### What you need to do
Gather all lines in the records below that include the word "tagging".

(Raw records)
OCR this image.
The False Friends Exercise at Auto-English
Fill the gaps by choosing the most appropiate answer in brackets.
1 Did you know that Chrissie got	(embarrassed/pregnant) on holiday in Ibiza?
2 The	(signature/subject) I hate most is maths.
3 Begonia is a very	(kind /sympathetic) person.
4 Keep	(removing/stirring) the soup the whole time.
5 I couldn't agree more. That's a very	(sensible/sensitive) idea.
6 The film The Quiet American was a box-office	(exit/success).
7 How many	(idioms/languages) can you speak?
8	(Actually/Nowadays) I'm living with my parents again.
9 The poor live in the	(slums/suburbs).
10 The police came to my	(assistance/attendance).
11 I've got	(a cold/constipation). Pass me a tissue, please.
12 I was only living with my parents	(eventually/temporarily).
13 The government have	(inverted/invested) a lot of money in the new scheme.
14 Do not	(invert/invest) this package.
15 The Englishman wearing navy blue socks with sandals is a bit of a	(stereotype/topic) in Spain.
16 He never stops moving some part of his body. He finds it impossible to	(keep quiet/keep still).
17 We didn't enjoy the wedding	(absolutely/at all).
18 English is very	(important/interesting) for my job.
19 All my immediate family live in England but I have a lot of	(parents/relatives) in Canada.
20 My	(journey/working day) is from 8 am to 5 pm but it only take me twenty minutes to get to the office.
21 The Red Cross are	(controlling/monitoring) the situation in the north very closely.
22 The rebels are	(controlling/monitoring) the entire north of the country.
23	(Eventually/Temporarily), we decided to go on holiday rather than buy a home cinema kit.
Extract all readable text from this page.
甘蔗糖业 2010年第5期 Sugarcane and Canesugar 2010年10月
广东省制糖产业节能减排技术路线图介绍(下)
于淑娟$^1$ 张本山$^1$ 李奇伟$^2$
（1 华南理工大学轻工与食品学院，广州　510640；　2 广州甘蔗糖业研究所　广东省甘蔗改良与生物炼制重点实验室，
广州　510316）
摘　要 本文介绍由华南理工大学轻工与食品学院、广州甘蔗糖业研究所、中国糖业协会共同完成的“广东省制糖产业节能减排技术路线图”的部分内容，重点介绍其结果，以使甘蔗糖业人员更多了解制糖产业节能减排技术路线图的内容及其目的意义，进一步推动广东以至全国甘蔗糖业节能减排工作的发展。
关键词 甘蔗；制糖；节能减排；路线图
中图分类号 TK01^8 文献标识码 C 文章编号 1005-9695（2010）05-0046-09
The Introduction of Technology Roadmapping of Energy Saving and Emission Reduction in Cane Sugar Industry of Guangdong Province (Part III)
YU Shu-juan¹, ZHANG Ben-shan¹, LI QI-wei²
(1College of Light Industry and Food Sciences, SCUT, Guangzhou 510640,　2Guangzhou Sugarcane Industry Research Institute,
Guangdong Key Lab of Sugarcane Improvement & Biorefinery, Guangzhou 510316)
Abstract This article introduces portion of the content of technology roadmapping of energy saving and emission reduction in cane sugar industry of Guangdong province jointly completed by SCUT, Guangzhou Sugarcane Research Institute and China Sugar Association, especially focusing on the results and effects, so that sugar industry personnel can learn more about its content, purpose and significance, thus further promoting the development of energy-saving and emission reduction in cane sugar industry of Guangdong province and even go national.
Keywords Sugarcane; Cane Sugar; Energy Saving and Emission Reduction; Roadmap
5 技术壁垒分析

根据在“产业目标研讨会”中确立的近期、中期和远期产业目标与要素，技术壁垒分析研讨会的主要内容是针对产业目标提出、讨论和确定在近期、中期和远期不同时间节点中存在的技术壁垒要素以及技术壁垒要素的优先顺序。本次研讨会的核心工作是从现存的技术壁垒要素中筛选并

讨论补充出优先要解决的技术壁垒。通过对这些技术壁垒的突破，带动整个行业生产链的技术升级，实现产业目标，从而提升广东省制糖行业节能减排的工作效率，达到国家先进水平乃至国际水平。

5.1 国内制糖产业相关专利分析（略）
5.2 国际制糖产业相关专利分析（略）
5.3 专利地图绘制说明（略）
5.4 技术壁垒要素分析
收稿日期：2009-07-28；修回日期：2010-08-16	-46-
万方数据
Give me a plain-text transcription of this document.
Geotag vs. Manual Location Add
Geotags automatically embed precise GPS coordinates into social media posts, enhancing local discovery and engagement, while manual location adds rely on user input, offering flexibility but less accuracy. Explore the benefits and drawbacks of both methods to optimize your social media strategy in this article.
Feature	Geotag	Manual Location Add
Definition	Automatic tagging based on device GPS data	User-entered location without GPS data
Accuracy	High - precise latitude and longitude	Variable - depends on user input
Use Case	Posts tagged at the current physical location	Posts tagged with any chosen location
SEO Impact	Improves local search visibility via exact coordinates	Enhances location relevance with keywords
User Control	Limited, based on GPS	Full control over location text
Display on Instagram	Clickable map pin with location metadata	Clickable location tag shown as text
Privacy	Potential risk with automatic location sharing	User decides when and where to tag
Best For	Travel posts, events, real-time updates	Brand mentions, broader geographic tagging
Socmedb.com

### Problem solution
Definition	Automatic tagging based on device GPS data	User-entered location without GPS data
Best For	Travel posts, events, real-time updates	Brand mentions, broader geographic tagging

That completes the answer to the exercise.